---------- Exercise inputs ----------
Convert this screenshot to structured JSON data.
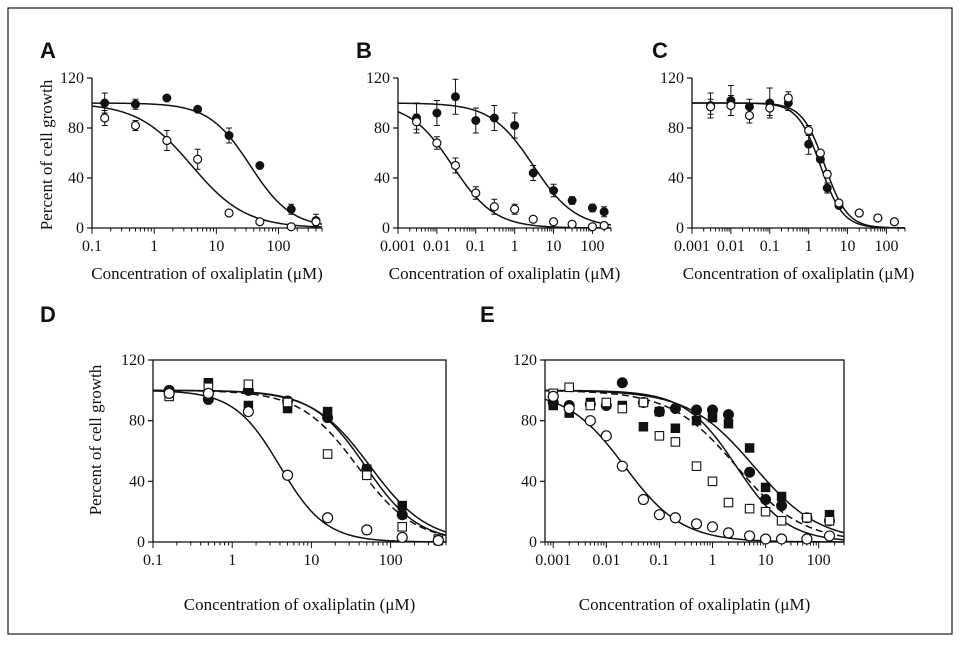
{
  "figure_labels": {
    "ylabel": "Percent of cell growth",
    "xlabel": "Concentration of oxaliplatin (μM)"
  },
  "chart_data": [
    {
      "panel": "A",
      "type": "scatter",
      "xlabel": "Concentration of oxaliplatin (μM)",
      "ylabel": "Percent of cell growth",
      "xscale": "log",
      "xlim": [
        0.1,
        500
      ],
      "ylim": [
        0,
        120
      ],
      "xticks": [
        0.1,
        1,
        10,
        100
      ],
      "xtick_labels": [
        "0.1",
        "1",
        "10",
        "100"
      ],
      "yticks": [
        0,
        40,
        80,
        120
      ],
      "ytick_labels": [
        "0",
        "40",
        "80",
        "120"
      ],
      "frame": false,
      "series": [
        {
          "marker": "filled-circle",
          "x": [
            0.16,
            0.5,
            1.6,
            5,
            16,
            50,
            160,
            400
          ],
          "y": [
            100,
            99,
            104,
            95,
            74,
            50,
            15,
            6
          ],
          "err": [
            8,
            4,
            0,
            0,
            6,
            0,
            4,
            5
          ],
          "fit": {
            "top": 100,
            "ic50": 35,
            "hill": 1.3
          }
        },
        {
          "marker": "open-circle",
          "x": [
            0.16,
            0.5,
            1.6,
            5,
            16,
            50,
            160,
            400
          ],
          "y": [
            88,
            82,
            70,
            55,
            12,
            5,
            1,
            5
          ],
          "err": [
            6,
            4,
            8,
            8,
            2,
            2,
            2,
            3
          ],
          "fit": {
            "top": 100,
            "ic50": 4,
            "hill": 1.0
          }
        }
      ]
    },
    {
      "panel": "B",
      "type": "scatter",
      "xlabel": "Concentration of oxaliplatin (μM)",
      "ylabel": "",
      "xscale": "log",
      "xlim": [
        0.001,
        300
      ],
      "ylim": [
        0,
        120
      ],
      "xticks": [
        0.001,
        0.01,
        0.1,
        1,
        10,
        100
      ],
      "xtick_labels": [
        "0.001",
        "0.01",
        "0.1",
        "1",
        "10",
        "100"
      ],
      "yticks": [
        0,
        40,
        80,
        120
      ],
      "ytick_labels": [
        "0",
        "40",
        "80",
        "120"
      ],
      "frame": false,
      "series": [
        {
          "marker": "filled-circle",
          "x": [
            0.003,
            0.01,
            0.03,
            0.1,
            0.3,
            1,
            3,
            10,
            30,
            100,
            200
          ],
          "y": [
            88,
            92,
            105,
            86,
            88,
            82,
            44,
            30,
            22,
            16,
            13
          ],
          "err": [
            12,
            10,
            14,
            10,
            10,
            10,
            6,
            5,
            3,
            3,
            4
          ],
          "fit": {
            "top": 100,
            "ic50": 3,
            "hill": 0.8
          }
        },
        {
          "marker": "open-circle",
          "x": [
            0.003,
            0.01,
            0.03,
            0.1,
            0.3,
            1,
            3,
            10,
            30,
            100,
            200
          ],
          "y": [
            85,
            68,
            50,
            28,
            17,
            15,
            7,
            5,
            3,
            1,
            2
          ],
          "err": [
            6,
            5,
            6,
            5,
            6,
            4,
            2,
            2,
            1,
            1,
            2
          ],
          "fit": {
            "top": 100,
            "ic50": 0.025,
            "hill": 0.8
          }
        }
      ]
    },
    {
      "panel": "C",
      "type": "scatter",
      "xlabel": "Concentration of oxaliplatin (μM)",
      "ylabel": "",
      "xscale": "log",
      "xlim": [
        0.001,
        300
      ],
      "ylim": [
        0,
        120
      ],
      "xticks": [
        0.001,
        0.01,
        0.1,
        1,
        10,
        100
      ],
      "xtick_labels": [
        "0.001",
        "0.01",
        "0.1",
        "1",
        "10",
        "100"
      ],
      "yticks": [
        0,
        40,
        80,
        120
      ],
      "ytick_labels": [
        "0",
        "40",
        "80",
        "120"
      ],
      "frame": false,
      "series": [
        {
          "marker": "filled-circle",
          "x": [
            0.003,
            0.01,
            0.03,
            0.1,
            0.3,
            1,
            2,
            3,
            6,
            20,
            60,
            160
          ],
          "y": [
            98,
            102,
            97,
            100,
            100,
            67,
            55,
            32,
            18,
            12,
            8,
            5
          ],
          "err": [
            10,
            12,
            6,
            12,
            6,
            8,
            0,
            4,
            0,
            0,
            0,
            0
          ],
          "fit": {
            "top": 100,
            "ic50": 2.0,
            "hill": 1.5
          }
        },
        {
          "marker": "open-circle",
          "x": [
            0.003,
            0.01,
            0.03,
            0.1,
            0.3,
            1,
            2,
            3,
            6,
            20,
            60,
            160
          ],
          "y": [
            97,
            98,
            90,
            96,
            104,
            78,
            60,
            43,
            20,
            12,
            8,
            5
          ],
          "err": [
            6,
            8,
            6,
            6,
            5,
            4,
            0,
            3,
            0,
            0,
            0,
            0
          ],
          "fit": {
            "top": 100,
            "ic50": 2.6,
            "hill": 1.5
          }
        }
      ]
    },
    {
      "panel": "D",
      "type": "scatter",
      "xlabel": "Concentration of oxaliplatin (μM)",
      "ylabel": "Percent of cell growth",
      "xscale": "log",
      "xlim": [
        0.1,
        500
      ],
      "ylim": [
        0,
        120
      ],
      "xticks": [
        0.1,
        1,
        10,
        100
      ],
      "xtick_labels": [
        "0.1",
        "1",
        "10",
        "100"
      ],
      "yticks": [
        0,
        40,
        80,
        120
      ],
      "ytick_labels": [
        "0",
        "40",
        "80",
        "120"
      ],
      "frame": true,
      "series": [
        {
          "marker": "filled-circle",
          "x": [
            0.16,
            0.5,
            1.6,
            5,
            16,
            50,
            140,
            400
          ],
          "y": [
            100,
            94,
            100,
            93,
            82,
            48,
            18,
            1
          ],
          "fit": {
            "top": 100,
            "ic50": 48,
            "hill": 1.3,
            "style": "solid"
          }
        },
        {
          "marker": "filled-square",
          "x": [
            0.16,
            0.5,
            1.6,
            5,
            16,
            50,
            140,
            400
          ],
          "y": [
            99,
            105,
            90,
            88,
            86,
            48,
            24,
            1
          ],
          "fit": {
            "top": 100,
            "ic50": 55,
            "hill": 1.2,
            "style": "solid"
          }
        },
        {
          "marker": "open-square",
          "x": [
            0.16,
            0.5,
            1.6,
            5,
            16,
            50,
            140,
            400
          ],
          "y": [
            96,
            102,
            104,
            92,
            58,
            44,
            10,
            2
          ],
          "fit": {
            "top": 100,
            "ic50": 38,
            "hill": 1.2,
            "style": "dashed"
          }
        },
        {
          "marker": "open-circle",
          "x": [
            0.16,
            0.5,
            1.6,
            5,
            16,
            50,
            140,
            400
          ],
          "y": [
            98,
            98,
            86,
            44,
            16,
            8,
            3,
            1
          ],
          "fit": {
            "top": 100,
            "ic50": 4,
            "hill": 1.5,
            "style": "solid"
          }
        }
      ]
    },
    {
      "panel": "E",
      "type": "scatter",
      "xlabel": "Concentration of oxaliplatin (μM)",
      "ylabel": "",
      "xscale": "log",
      "xlim": [
        0.0007,
        300
      ],
      "ylim": [
        0,
        120
      ],
      "xticks": [
        0.001,
        0.01,
        0.1,
        1,
        10,
        100
      ],
      "xtick_labels": [
        "0.001",
        "0.01",
        "0.1",
        "1",
        "10",
        "100"
      ],
      "yticks": [
        0,
        40,
        80,
        120
      ],
      "ytick_labels": [
        "0",
        "40",
        "80",
        "120"
      ],
      "frame": true,
      "series": [
        {
          "marker": "filled-circle",
          "x": [
            0.001,
            0.002,
            0.005,
            0.01,
            0.02,
            0.05,
            0.1,
            0.2,
            0.5,
            1,
            2,
            5,
            10,
            20,
            60,
            160
          ],
          "y": [
            92,
            90,
            91,
            90,
            105,
            92,
            86,
            88,
            87,
            87,
            84,
            46,
            28,
            24,
            16,
            14
          ],
          "fit": {
            "top": 100,
            "ic50": 2.8,
            "hill": 0.9,
            "style": "solid"
          }
        },
        {
          "marker": "filled-square",
          "x": [
            0.001,
            0.002,
            0.005,
            0.01,
            0.02,
            0.05,
            0.1,
            0.2,
            0.5,
            1,
            2,
            5,
            10,
            20,
            60,
            160
          ],
          "y": [
            90,
            85,
            92,
            91,
            90,
            76,
            86,
            75,
            80,
            82,
            78,
            62,
            36,
            30,
            16,
            18
          ],
          "fit": {
            "top": 100,
            "ic50": 6,
            "hill": 0.7,
            "style": "solid"
          }
        },
        {
          "marker": "open-square",
          "x": [
            0.001,
            0.002,
            0.005,
            0.01,
            0.02,
            0.05,
            0.1,
            0.2,
            0.5,
            1,
            2,
            5,
            10,
            20,
            60,
            160
          ],
          "y": [
            98,
            102,
            90,
            92,
            88,
            92,
            70,
            66,
            50,
            40,
            26,
            22,
            20,
            14,
            16,
            14
          ],
          "fit": {
            "top": 100,
            "ic50": 2.8,
            "hill": 0.7,
            "style": "dashed"
          }
        },
        {
          "marker": "open-circle",
          "x": [
            0.001,
            0.002,
            0.005,
            0.01,
            0.02,
            0.05,
            0.1,
            0.2,
            0.5,
            1,
            2,
            5,
            10,
            20,
            60,
            160
          ],
          "y": [
            96,
            88,
            80,
            70,
            50,
            28,
            18,
            16,
            12,
            10,
            6,
            4,
            2,
            2,
            2,
            4
          ],
          "fit": {
            "top": 100,
            "ic50": 0.022,
            "hill": 0.8,
            "style": "solid"
          }
        }
      ]
    }
  ]
}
----------
Exercise requirements
Locate all lines that include the word "panel" and copy them out.

Written response
      "panel": "A",
      "panel": "B",
      "panel": "C",
      "panel": "D",
      "panel": "E",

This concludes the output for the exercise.